→ TEXT SEGMENT:
## START
Thailand, never having been colonized by the Europeans (unlike many of it’s neighbors), has kept it’s language, it’s script and it’s long standing buddhist faith and traditions without ‘pollution’ if you will of European influence. By that I do not mean to state European culture to be in a negative sense, I am merely stating Thailand has been able to keep closer to its roots possibly more so than in some other areas of the region where Western, Arabic and Persian cultures influenced greatly both language and faith.
Continuing on my temple walk, I read about (in lonely planet) Monk Chat, where you can go under the shade and have a conversation with Monks. The program is meant to help monks practice their English, all while connecting people of different language and cultural backgrounds. I decided to take a stroll not far from Wat Phra Singh to Wat Chedi Luang, where I could enjoy the beauty of yet another magnificent temple then take a rest under a shady tree to enjoy a long Chat with Monks. THIS IS WHY ONE TRAVELS. Travel should not be limited to seeing beautiful places, or checking off bucket list items, but as well or perhaps even instead, a chance to expand upons one’s knowledge of other cultures*. I sat at an empty table wearing a sarong to cover my shoulders. Across from me were a group of very young Buddhist monks, not yet engaged in dialog with anyone so I asked if they would mind my recording out conversation. Graciously they said yes, and so we began. I asked them a series of questions, and it became apparent that some of what I was asking may have been a bit involved (language wise), so although the sign said ‘English only spoken here” under the tent, I did refer to google translate, to the rescue. I found out many of them were originally from Myanmar, and many quite young (17-22). We mostly discussed meditation and other aspects of Buddhism as they express it. I did record the conversation though it is rather ‘choppy’ being they were struggling for the words in English to convey their meaning. Be sure to subscribe to my YouTube channel to see the interview once edited.
As you might imagine, it might take a lifetime to visit each and every temple in just a small area let alone those in an entire region. It was shared with me by my friend Larinda (expat in Chiang Mai since 2014) to visit 9 temples, it’s to bring good luck. On my first day I visited 4 temples, 2 of which I shared with you and 2 of which I stopped through on the way back to my hotel. though I love to walk, I also love to ride two wheel vehicles, and knew that would allow for me to see more of the land rather than only the old city or city in general so I picked up a motorbike (scooter) rental at Bamboo Bikes. Phil was wonderful helping me pick out the perfect bike. NOTE: I do have experience driving a scooter/motorbike but I do not have a large motorcycle license in my home country (USA). I do recommend at least having an international drivers license, but depending on which country you are from, also a stamp in that license that states specifically you can operate a motorbike or motorcycle. These scooter are typically 110-150cc, and in many countries you are only legally allowed to drive up to a 50cc motorbike with a regular (car only) drivers license. There are checkpoints by police, and unlike in some countries they are actually ‘legit’ in giving tickets for not riding with helmets, or not riding with the proper license. I was later stopped by the police and proudly presented my IDL*, only to find out I needed an additional stamp that specified motorcycle license as well. They gave me 3 days to either stop riding or procure a motorcycle license. Thankfully, I did not get arrested, but if you are to stay for any length of time in Thailand (more than 3 days of riding a motorbike) then I would recommend either not renting one, showing up with a motorcycle stamp on your IDL or investigating procuring one while in Thailand if there for an extended stay.
## END
→ MATERIAL PROVIDED:
## START
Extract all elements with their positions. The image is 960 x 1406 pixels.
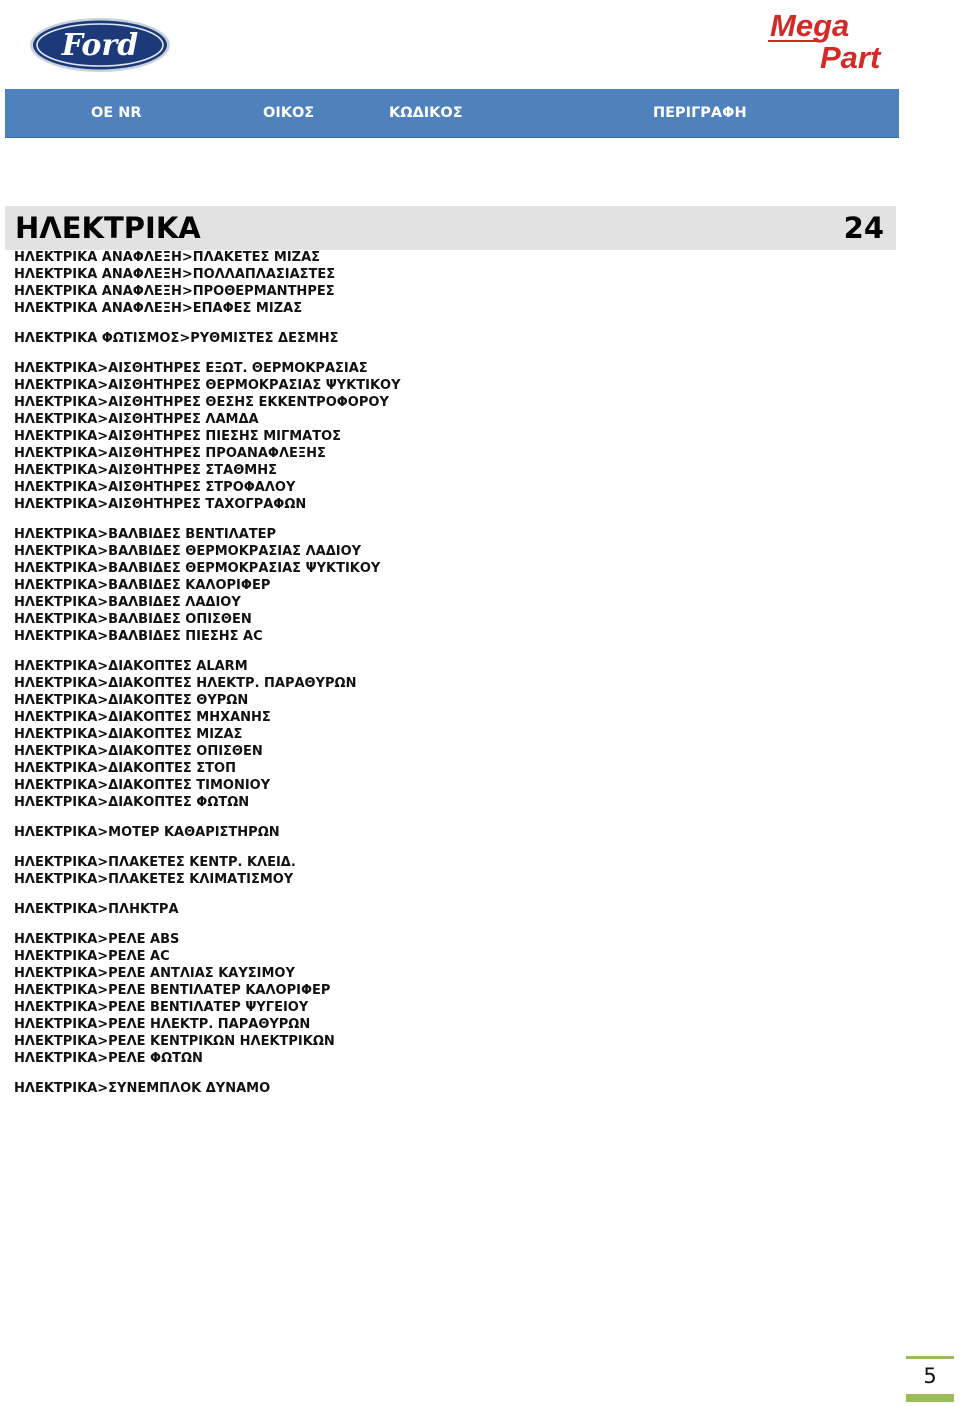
## END
→ TASK REQUIREMENTS:
In the travel text about Chiang Mai, how many days did the police give the writer to either stop riding or get a motorcycle license?

→ FULL ANSWER:
Three days.